-- Start of RECORDS SUPPLIED --

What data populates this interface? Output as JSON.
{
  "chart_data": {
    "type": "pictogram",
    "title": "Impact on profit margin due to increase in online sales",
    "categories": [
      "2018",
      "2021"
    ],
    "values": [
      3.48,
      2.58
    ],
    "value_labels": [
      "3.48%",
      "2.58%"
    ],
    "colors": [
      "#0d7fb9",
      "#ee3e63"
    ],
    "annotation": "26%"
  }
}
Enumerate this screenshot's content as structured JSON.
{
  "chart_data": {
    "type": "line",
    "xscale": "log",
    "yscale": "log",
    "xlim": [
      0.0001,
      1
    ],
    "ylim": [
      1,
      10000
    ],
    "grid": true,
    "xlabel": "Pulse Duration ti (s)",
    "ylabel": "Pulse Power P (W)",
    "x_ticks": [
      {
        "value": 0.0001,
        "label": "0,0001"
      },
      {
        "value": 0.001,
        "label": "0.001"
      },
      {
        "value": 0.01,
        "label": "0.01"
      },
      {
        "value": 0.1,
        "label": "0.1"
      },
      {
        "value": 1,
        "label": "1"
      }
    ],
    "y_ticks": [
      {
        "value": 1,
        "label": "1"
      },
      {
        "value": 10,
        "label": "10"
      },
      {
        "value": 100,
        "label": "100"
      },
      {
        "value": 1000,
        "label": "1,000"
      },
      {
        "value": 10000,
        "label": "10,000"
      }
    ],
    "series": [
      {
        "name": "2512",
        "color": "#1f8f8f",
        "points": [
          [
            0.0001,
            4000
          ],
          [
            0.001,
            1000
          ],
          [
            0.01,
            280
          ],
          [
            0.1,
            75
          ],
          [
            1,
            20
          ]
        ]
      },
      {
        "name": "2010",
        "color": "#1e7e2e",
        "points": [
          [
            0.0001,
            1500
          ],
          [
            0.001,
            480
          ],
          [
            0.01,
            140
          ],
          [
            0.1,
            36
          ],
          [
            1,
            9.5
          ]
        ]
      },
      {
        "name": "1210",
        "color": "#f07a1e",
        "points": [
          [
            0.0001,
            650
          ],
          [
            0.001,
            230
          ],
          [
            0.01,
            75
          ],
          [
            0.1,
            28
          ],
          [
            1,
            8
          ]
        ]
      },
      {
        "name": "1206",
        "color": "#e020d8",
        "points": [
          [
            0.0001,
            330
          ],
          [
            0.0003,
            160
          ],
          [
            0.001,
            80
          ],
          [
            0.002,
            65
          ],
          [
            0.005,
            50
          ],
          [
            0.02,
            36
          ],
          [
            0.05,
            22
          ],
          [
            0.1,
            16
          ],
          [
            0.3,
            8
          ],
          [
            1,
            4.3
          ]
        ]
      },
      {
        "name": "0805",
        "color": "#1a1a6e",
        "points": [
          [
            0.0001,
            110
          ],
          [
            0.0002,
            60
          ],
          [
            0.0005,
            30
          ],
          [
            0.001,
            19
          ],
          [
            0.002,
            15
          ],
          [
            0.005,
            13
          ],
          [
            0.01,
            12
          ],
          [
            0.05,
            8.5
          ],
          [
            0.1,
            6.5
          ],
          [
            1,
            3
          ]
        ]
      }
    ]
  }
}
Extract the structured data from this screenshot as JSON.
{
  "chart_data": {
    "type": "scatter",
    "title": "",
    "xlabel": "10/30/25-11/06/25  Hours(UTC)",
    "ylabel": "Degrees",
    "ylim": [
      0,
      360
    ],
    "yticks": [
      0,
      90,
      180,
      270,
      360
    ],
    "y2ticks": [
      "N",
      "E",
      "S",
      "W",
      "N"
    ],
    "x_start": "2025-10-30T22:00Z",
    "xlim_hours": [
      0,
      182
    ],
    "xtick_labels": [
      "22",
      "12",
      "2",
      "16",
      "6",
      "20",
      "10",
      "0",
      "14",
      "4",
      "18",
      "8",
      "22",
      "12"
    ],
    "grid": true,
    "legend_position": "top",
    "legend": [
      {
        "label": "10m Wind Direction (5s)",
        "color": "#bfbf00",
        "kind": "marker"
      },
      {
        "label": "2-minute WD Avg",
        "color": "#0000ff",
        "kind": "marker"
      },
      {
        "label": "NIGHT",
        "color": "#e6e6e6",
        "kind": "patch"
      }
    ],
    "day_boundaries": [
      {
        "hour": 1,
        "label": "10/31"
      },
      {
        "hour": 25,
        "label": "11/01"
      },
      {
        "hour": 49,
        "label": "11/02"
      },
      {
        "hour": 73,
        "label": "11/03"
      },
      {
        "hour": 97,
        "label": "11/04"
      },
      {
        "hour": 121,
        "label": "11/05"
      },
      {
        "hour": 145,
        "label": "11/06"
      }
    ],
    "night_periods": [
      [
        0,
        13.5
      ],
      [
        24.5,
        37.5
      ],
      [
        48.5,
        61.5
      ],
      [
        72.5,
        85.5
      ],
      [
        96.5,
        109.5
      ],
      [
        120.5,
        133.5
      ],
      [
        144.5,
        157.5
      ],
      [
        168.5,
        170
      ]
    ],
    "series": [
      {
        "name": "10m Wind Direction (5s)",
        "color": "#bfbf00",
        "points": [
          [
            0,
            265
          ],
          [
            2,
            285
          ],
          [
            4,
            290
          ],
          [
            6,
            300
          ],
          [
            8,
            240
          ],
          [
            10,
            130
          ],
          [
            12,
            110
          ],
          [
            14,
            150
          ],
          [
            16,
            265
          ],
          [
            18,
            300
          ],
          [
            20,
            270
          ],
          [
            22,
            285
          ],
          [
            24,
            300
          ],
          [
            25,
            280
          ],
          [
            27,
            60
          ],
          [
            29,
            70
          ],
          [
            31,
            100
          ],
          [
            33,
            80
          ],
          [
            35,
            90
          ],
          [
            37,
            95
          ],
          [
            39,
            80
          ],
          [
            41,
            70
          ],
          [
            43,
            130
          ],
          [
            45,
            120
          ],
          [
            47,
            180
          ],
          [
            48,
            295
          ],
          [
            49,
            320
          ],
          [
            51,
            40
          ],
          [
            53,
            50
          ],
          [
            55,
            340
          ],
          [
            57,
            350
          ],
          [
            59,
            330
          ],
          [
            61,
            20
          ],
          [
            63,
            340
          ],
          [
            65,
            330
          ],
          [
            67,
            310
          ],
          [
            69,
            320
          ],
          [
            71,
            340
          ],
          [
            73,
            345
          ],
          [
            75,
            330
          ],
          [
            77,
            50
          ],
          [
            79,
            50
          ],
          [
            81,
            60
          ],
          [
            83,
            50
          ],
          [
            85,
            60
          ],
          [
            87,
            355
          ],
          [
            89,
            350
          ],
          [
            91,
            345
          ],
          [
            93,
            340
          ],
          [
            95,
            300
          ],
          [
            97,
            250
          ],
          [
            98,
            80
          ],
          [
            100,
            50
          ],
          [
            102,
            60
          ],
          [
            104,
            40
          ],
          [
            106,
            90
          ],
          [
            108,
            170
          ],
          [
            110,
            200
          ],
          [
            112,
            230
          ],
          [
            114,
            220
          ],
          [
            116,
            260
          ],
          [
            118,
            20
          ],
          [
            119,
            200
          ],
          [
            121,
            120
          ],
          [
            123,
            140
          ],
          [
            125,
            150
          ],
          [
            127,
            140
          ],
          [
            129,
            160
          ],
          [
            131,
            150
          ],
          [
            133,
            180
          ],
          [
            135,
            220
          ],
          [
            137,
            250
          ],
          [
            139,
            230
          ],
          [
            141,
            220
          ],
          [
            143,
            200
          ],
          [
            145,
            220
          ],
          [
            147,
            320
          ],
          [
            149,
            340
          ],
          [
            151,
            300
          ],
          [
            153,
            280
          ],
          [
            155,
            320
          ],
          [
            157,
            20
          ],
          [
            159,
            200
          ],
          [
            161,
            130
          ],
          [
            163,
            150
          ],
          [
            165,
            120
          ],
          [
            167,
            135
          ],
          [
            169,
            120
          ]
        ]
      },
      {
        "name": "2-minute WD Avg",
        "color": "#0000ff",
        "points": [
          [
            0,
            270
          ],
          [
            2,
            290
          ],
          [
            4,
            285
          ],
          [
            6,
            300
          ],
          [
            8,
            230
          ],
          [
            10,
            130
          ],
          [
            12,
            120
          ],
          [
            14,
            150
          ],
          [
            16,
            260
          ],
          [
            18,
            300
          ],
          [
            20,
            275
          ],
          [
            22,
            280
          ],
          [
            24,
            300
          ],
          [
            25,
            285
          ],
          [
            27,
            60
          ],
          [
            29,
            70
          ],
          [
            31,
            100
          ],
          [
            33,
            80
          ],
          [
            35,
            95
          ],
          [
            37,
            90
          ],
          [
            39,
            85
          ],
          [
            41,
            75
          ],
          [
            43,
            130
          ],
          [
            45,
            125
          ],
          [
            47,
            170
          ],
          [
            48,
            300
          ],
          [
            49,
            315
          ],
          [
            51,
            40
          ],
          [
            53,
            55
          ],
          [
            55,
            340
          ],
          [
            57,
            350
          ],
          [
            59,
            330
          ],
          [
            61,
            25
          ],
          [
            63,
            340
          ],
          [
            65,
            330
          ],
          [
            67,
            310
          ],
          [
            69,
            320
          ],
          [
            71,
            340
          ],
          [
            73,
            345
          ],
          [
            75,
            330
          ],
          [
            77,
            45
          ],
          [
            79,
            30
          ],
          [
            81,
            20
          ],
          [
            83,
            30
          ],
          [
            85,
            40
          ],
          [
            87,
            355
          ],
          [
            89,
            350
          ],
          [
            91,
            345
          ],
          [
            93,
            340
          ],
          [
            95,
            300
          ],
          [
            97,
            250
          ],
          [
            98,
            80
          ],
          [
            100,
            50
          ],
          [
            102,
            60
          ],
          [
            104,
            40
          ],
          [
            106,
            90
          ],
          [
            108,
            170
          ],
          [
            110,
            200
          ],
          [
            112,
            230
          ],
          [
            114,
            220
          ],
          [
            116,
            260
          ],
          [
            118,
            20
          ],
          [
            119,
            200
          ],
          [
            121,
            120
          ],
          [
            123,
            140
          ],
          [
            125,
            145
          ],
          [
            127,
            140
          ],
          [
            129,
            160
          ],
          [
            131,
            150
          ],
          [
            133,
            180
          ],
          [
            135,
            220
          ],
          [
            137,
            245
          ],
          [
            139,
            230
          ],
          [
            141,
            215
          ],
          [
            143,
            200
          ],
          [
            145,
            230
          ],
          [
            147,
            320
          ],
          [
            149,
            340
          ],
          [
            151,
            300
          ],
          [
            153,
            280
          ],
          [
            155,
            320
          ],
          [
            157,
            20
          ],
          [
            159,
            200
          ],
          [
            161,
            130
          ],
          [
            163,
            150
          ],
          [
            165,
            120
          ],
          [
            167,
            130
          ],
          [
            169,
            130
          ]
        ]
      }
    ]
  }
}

-- End of RECORDS SUPPLIED --

### DO THIS
Your answer should be only the number of lines that hold the word "Direction".

### RESULT
2